**Short task:** Write out the records word for word, with no pictures.

**The records:**
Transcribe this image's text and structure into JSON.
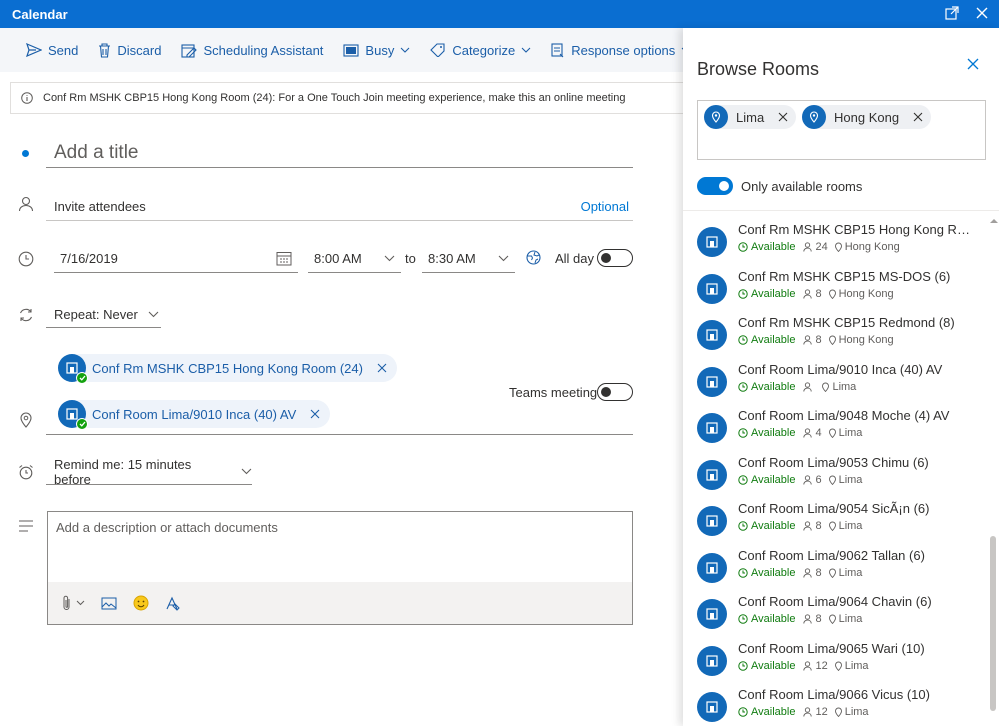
{
  "window": {
    "title": "Calendar"
  },
  "toolbar": {
    "send": "Send",
    "discard": "Discard",
    "scheduling": "Scheduling Assistant",
    "busy": "Busy",
    "categorize": "Categorize",
    "response": "Response options"
  },
  "info": {
    "message": "Conf Rm MSHK CBP15 Hong Kong Room (24): For a One Touch Join meeting experience, make this an online meeting"
  },
  "form": {
    "title_placeholder": "Add a title",
    "attendees_placeholder": "Invite attendees",
    "optional": "Optional",
    "date": "7/16/2019",
    "start_time": "8:00 AM",
    "to": "to",
    "end_time": "8:30 AM",
    "all_day": "All day",
    "repeat": "Repeat:  Never",
    "locations": [
      {
        "name": "Conf Rm MSHK CBP15 Hong Kong Room (24)"
      },
      {
        "name": "Conf Room Lima/9010 Inca (40) AV"
      }
    ],
    "teams_meeting": "Teams meeting",
    "remind": "Remind me:  15 minutes before",
    "description_placeholder": "Add a description or attach documents"
  },
  "panel": {
    "title": "Browse Rooms",
    "filters": [
      "Lima",
      "Hong Kong"
    ],
    "only_available": "Only available rooms",
    "rooms": [
      {
        "name": "Conf Rm MSHK CBP15 Hong Kong Roo...",
        "status": "Available",
        "capacity": "24",
        "location": "Hong Kong"
      },
      {
        "name": "Conf Rm MSHK CBP15 MS-DOS (6)",
        "status": "Available",
        "capacity": "8",
        "location": "Hong Kong"
      },
      {
        "name": "Conf Rm MSHK CBP15 Redmond (8)",
        "status": "Available",
        "capacity": "8",
        "location": "Hong Kong"
      },
      {
        "name": "Conf Room Lima/9010 Inca (40) AV",
        "status": "Available",
        "capacity": "",
        "location": "Lima"
      },
      {
        "name": "Conf Room Lima/9048 Moche (4) AV",
        "status": "Available",
        "capacity": "4",
        "location": "Lima"
      },
      {
        "name": "Conf Room Lima/9053 Chimu (6)",
        "status": "Available",
        "capacity": "6",
        "location": "Lima"
      },
      {
        "name": "Conf Room Lima/9054 SicÃ¡n (6)",
        "status": "Available",
        "capacity": "8",
        "location": "Lima"
      },
      {
        "name": "Conf Room Lima/9062 Tallan (6)",
        "status": "Available",
        "capacity": "8",
        "location": "Lima"
      },
      {
        "name": "Conf Room Lima/9064 Chavin (6)",
        "status": "Available",
        "capacity": "8",
        "location": "Lima"
      },
      {
        "name": "Conf Room Lima/9065 Wari (10)",
        "status": "Available",
        "capacity": "12",
        "location": "Lima"
      },
      {
        "name": "Conf Room Lima/9066 Vicus (10)",
        "status": "Available",
        "capacity": "12",
        "location": "Lima"
      }
    ]
  },
  "colors": {
    "accent": "#0078d4",
    "titlebar": "#0a6ed1",
    "available": "#107c10"
  }
}
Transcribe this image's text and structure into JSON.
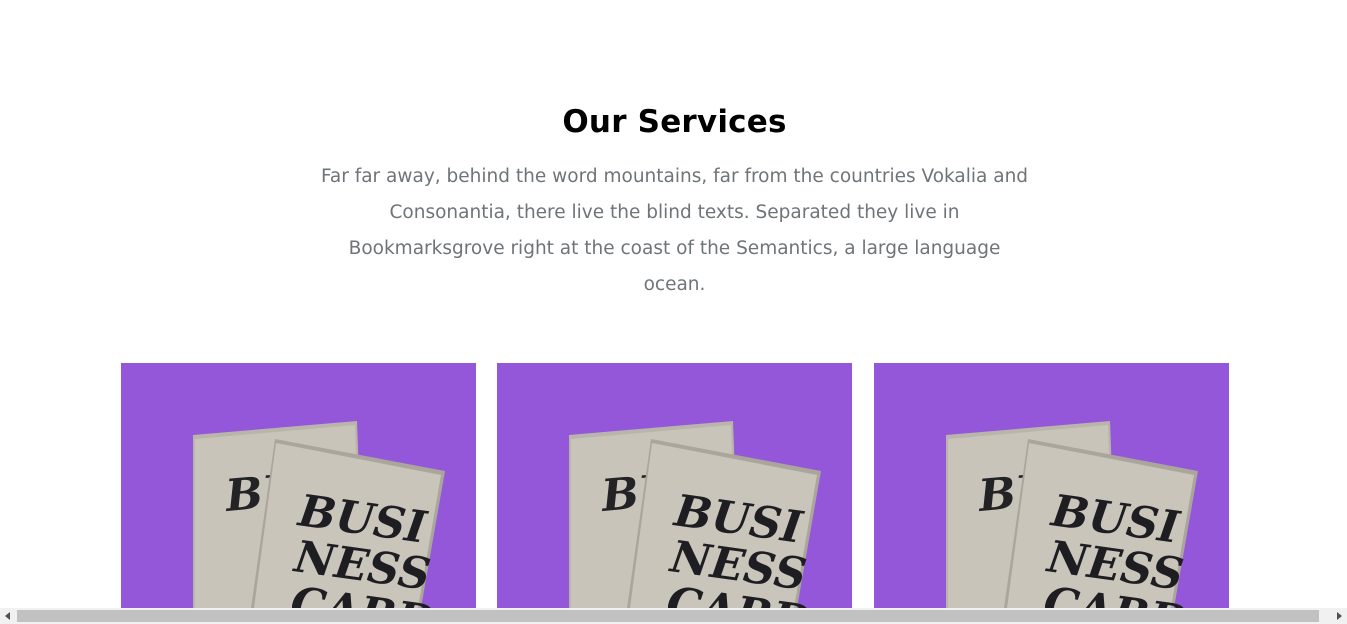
{
  "section": {
    "title": "Our Services",
    "intro": "Far far away, behind the word mountains, far from the countries Vokalia and Consonantia, there live the blind texts. Separated they live in Bookmarksgrove right at the coast of the Semantics, a large language ocean."
  },
  "cards": [
    {
      "image": "business-card-mockup",
      "background": "#9457d9",
      "card_lettering": [
        "BUSI",
        "NESS",
        "CARD"
      ]
    },
    {
      "image": "business-card-mockup",
      "background": "#9457d9",
      "card_lettering": [
        "BUSI",
        "NESS",
        "CARD"
      ]
    },
    {
      "image": "business-card-mockup",
      "background": "#9457d9",
      "card_lettering": [
        "BUSI",
        "NESS",
        "CARD"
      ]
    }
  ],
  "scrollbar": {
    "left_arrow_icon": "chevron-left-icon",
    "right_arrow_icon": "chevron-right-icon"
  }
}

**In response:**
Transcribe this image's text and structure into JSON.
{
  "window": {
    "title": "Calendar"
  },
  "toolbar": {
    "send": "Send",
    "discard": "Discard",
    "scheduling": "Scheduling Assistant",
    "busy": "Busy",
    "categorize": "Categorize",
    "response": "Response options"
  },
  "info": {
    "message": "Conf Rm MSHK CBP15 Hong Kong Room (24): For a One Touch Join meeting experience, make this an online meeting"
  },
  "form": {
    "title_placeholder": "Add a title",
    "attendees_placeholder": "Invite attendees",
    "optional": "Optional",
    "date": "7/16/2019",
    "start_time": "8:00 AM",
    "to": "to",
    "end_time": "8:30 AM",
    "all_day": "All day",
    "repeat": "Repeat:  Never",
    "locations": [
      {
        "name": "Conf Rm MSHK CBP15 Hong Kong Room (24)"
      },
      {
        "name": "Conf Room Lima/9010 Inca (40) AV"
      }
    ],
    "teams_meeting": "Teams meeting",
    "remind": "Remind me:  15 minutes before",
    "description_placeholder": "Add a description or attach documents"
  },
  "panel": {
    "title": "Browse Rooms",
    "filters": [
      "Lima",
      "Hong Kong"
    ],
    "only_available": "Only available rooms",
    "rooms": [
      {
        "name": "Conf Rm MSHK CBP15 Hong Kong Roo...",
        "status": "Available",
        "capacity": "24",
        "location": "Hong Kong"
      },
      {
        "name": "Conf Rm MSHK CBP15 MS-DOS (6)",
        "status": "Available",
        "capacity": "8",
        "location": "Hong Kong"
      },
      {
        "name": "Conf Rm MSHK CBP15 Redmond (8)",
        "status": "Available",
        "capacity": "8",
        "location": "Hong Kong"
      },
      {
        "name": "Conf Room Lima/9010 Inca (40) AV",
        "status": "Available",
        "capacity": "",
        "location": "Lima"
      },
      {
        "name": "Conf Room Lima/9048 Moche (4) AV",
        "status": "Available",
        "capacity": "4",
        "location": "Lima"
      },
      {
        "name": "Conf Room Lima/9053 Chimu (6)",
        "status": "Available",
        "capacity": "6",
        "location": "Lima"
      },
      {
        "name": "Conf Room Lima/9054 SicÃ¡n (6)",
        "status": "Available",
        "capacity": "8",
        "location": "Lima"
      },
      {
        "name": "Conf Room Lima/9062 Tallan (6)",
        "status": "Available",
        "capacity": "8",
        "location": "Lima"
      },
      {
        "name": "Conf Room Lima/9064 Chavin (6)",
        "status": "Available",
        "capacity": "8",
        "location": "Lima"
      },
      {
        "name": "Conf Room Lima/9065 Wari (10)",
        "status": "Available",
        "capacity": "12",
        "location": "Lima"
      },
      {
        "name": "Conf Room Lima/9066 Vicus (10)",
        "status": "Available",
        "capacity": "12",
        "location": "Lima"
      }
    ]
  },
  "colors": {
    "accent": "#0078d4",
    "titlebar": "#0a6ed1",
    "available": "#107c10"
  }
}
Transcribe this image's text and structure into JSON.
{
  "section": {
    "title": "Our Services",
    "intro": "Far far away, behind the word mountains, far from the countries Vokalia and Consonantia, there live the blind texts. Separated they live in Bookmarksgrove right at the coast of the Semantics, a large language ocean."
  },
  "cards": [
    {
      "image": "business-card-mockup",
      "background": "#9457d9",
      "card_lettering": [
        "BUSI",
        "NESS",
        "CARD"
      ]
    },
    {
      "image": "business-card-mockup",
      "background": "#9457d9",
      "card_lettering": [
        "BUSI",
        "NESS",
        "CARD"
      ]
    },
    {
      "image": "business-card-mockup",
      "background": "#9457d9",
      "card_lettering": [
        "BUSI",
        "NESS",
        "CARD"
      ]
    }
  ],
  "scrollbar": {
    "left_arrow_icon": "chevron-left-icon",
    "right_arrow_icon": "chevron-right-icon"
  }
}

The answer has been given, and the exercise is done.